Reproduce each record exactly.

** START SOURCE DATA **

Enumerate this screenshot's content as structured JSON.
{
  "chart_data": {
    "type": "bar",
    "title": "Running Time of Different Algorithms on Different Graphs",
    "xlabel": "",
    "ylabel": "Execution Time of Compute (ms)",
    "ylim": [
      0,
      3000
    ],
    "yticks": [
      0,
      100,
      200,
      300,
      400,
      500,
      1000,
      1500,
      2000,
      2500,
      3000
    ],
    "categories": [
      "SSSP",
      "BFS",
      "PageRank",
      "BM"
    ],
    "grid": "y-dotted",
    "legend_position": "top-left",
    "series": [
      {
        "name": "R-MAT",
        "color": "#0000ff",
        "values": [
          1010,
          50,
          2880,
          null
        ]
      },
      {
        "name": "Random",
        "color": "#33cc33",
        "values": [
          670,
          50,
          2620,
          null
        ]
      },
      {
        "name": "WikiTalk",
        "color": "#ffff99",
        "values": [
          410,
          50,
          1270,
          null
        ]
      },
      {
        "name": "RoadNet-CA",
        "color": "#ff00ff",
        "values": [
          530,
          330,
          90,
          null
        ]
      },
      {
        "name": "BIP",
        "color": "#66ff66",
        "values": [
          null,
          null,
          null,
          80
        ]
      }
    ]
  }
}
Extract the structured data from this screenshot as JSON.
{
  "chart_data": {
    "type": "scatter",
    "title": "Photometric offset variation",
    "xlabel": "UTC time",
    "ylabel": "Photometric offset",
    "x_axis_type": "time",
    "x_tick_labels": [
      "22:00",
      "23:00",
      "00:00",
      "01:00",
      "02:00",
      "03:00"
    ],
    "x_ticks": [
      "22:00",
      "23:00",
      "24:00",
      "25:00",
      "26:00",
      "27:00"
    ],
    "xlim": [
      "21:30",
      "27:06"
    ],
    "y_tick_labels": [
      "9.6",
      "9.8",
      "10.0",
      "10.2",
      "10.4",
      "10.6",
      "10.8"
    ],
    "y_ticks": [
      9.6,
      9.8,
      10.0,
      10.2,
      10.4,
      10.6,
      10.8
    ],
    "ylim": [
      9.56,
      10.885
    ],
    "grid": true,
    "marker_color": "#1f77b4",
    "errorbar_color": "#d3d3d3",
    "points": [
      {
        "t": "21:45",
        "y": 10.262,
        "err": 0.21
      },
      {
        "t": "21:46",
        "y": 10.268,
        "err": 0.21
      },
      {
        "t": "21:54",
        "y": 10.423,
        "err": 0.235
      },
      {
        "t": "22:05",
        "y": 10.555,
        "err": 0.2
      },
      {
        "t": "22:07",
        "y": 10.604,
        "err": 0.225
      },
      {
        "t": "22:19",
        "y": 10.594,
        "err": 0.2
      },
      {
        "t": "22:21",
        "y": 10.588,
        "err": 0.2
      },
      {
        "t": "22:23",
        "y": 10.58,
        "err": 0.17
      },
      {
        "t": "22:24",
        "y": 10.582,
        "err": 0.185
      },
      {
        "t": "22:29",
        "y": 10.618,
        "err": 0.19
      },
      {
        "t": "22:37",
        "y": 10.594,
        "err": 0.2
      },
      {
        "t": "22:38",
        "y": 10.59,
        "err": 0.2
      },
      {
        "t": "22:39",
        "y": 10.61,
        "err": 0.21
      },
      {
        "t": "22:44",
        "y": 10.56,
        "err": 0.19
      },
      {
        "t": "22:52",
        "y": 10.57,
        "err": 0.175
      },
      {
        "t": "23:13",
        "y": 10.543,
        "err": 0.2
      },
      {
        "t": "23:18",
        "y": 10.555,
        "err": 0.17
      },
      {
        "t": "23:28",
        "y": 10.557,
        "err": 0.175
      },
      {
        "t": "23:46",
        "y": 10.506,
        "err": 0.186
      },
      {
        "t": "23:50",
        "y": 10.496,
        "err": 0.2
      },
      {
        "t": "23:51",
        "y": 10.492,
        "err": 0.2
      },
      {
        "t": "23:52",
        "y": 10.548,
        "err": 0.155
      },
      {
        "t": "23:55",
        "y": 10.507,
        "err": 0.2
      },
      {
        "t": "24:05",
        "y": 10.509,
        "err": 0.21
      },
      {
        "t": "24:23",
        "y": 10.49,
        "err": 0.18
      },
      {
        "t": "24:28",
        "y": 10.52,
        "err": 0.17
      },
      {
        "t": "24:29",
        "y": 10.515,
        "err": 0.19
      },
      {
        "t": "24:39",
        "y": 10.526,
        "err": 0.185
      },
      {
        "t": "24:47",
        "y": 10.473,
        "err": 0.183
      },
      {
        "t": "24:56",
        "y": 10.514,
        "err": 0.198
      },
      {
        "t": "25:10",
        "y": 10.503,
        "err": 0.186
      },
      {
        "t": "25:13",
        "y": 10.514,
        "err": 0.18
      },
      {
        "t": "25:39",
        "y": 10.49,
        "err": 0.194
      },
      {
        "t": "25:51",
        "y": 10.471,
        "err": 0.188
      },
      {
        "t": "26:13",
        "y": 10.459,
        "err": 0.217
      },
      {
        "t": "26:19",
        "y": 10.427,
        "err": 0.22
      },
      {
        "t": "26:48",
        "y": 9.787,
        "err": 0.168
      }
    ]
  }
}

** END SOURCE DATA **

> EXERCISE SOLUTION:
Enumerate this screenshot's content as structured JSON.
{
  "chart_data": {
    "type": "bar",
    "title": "Running Time of Different Algorithms on Different Graphs",
    "xlabel": "",
    "ylabel": "Execution Time of Compute (ms)",
    "ylim": [
      0,
      3000
    ],
    "yticks": [
      0,
      100,
      200,
      300,
      400,
      500,
      1000,
      1500,
      2000,
      2500,
      3000
    ],
    "categories": [
      "SSSP",
      "BFS",
      "PageRank",
      "BM"
    ],
    "grid": "y-dotted",
    "legend_position": "top-left",
    "series": [
      {
        "name": "R-MAT",
        "color": "#0000ff",
        "values": [
          1010,
          50,
          2880,
          null
        ]
      },
      {
        "name": "Random",
        "color": "#33cc33",
        "values": [
          670,
          50,
          2620,
          null
        ]
      },
      {
        "name": "WikiTalk",
        "color": "#ffff99",
        "values": [
          410,
          50,
          1270,
          null
        ]
      },
      {
        "name": "RoadNet-CA",
        "color": "#ff00ff",
        "values": [
          530,
          330,
          90,
          null
        ]
      },
      {
        "name": "BIP",
        "color": "#66ff66",
        "values": [
          null,
          null,
          null,
          80
        ]
      }
    ]
  }
}
Extract the structured data from this screenshot as JSON.
{
  "chart_data": {
    "type": "scatter",
    "title": "Photometric offset variation",
    "xlabel": "UTC time",
    "ylabel": "Photometric offset",
    "x_axis_type": "time",
    "x_tick_labels": [
      "22:00",
      "23:00",
      "00:00",
      "01:00",
      "02:00",
      "03:00"
    ],
    "x_ticks": [
      "22:00",
      "23:00",
      "24:00",
      "25:00",
      "26:00",
      "27:00"
    ],
    "xlim": [
      "21:30",
      "27:06"
    ],
    "y_tick_labels": [
      "9.6",
      "9.8",
      "10.0",
      "10.2",
      "10.4",
      "10.6",
      "10.8"
    ],
    "y_ticks": [
      9.6,
      9.8,
      10.0,
      10.2,
      10.4,
      10.6,
      10.8
    ],
    "ylim": [
      9.56,
      10.885
    ],
    "grid": true,
    "marker_color": "#1f77b4",
    "errorbar_color": "#d3d3d3",
    "points": [
      {
        "t": "21:45",
        "y": 10.262,
        "err": 0.21
      },
      {
        "t": "21:46",
        "y": 10.268,
        "err": 0.21
      },
      {
        "t": "21:54",
        "y": 10.423,
        "err": 0.235
      },
      {
        "t": "22:05",
        "y": 10.555,
        "err": 0.2
      },
      {
        "t": "22:07",
        "y": 10.604,
        "err": 0.225
      },
      {
        "t": "22:19",
        "y": 10.594,
        "err": 0.2
      },
      {
        "t": "22:21",
        "y": 10.588,
        "err": 0.2
      },
      {
        "t": "22:23",
        "y": 10.58,
        "err": 0.17
      },
      {
        "t": "22:24",
        "y": 10.582,
        "err": 0.185
      },
      {
        "t": "22:29",
        "y": 10.618,
        "err": 0.19
      },
      {
        "t": "22:37",
        "y": 10.594,
        "err": 0.2
      },
      {
        "t": "22:38",
        "y": 10.59,
        "err": 0.2
      },
      {
        "t": "22:39",
        "y": 10.61,
        "err": 0.21
      },
      {
        "t": "22:44",
        "y": 10.56,
        "err": 0.19
      },
      {
        "t": "22:52",
        "y": 10.57,
        "err": 0.175
      },
      {
        "t": "23:13",
        "y": 10.543,
        "err": 0.2
      },
      {
        "t": "23:18",
        "y": 10.555,
        "err": 0.17
      },
      {
        "t": "23:28",
        "y": 10.557,
        "err": 0.175
      },
      {
        "t": "23:46",
        "y": 10.506,
        "err": 0.186
      },
      {
        "t": "23:50",
        "y": 10.496,
        "err": 0.2
      },
      {
        "t": "23:51",
        "y": 10.492,
        "err": 0.2
      },
      {
        "t": "23:52",
        "y": 10.548,
        "err": 0.155
      },
      {
        "t": "23:55",
        "y": 10.507,
        "err": 0.2
      },
      {
        "t": "24:05",
        "y": 10.509,
        "err": 0.21
      },
      {
        "t": "24:23",
        "y": 10.49,
        "err": 0.18
      },
      {
        "t": "24:28",
        "y": 10.52,
        "err": 0.17
      },
      {
        "t": "24:29",
        "y": 10.515,
        "err": 0.19
      },
      {
        "t": "24:39",
        "y": 10.526,
        "err": 0.185
      },
      {
        "t": "24:47",
        "y": 10.473,
        "err": 0.183
      },
      {
        "t": "24:56",
        "y": 10.514,
        "err": 0.198
      },
      {
        "t": "25:10",
        "y": 10.503,
        "err": 0.186
      },
      {
        "t": "25:13",
        "y": 10.514,
        "err": 0.18
      },
      {
        "t": "25:39",
        "y": 10.49,
        "err": 0.194
      },
      {
        "t": "25:51",
        "y": 10.471,
        "err": 0.188
      },
      {
        "t": "26:13",
        "y": 10.459,
        "err": 0.217
      },
      {
        "t": "26:19",
        "y": 10.427,
        "err": 0.22
      },
      {
        "t": "26:48",
        "y": 9.787,
        "err": 0.168
      }
    ]
  }
}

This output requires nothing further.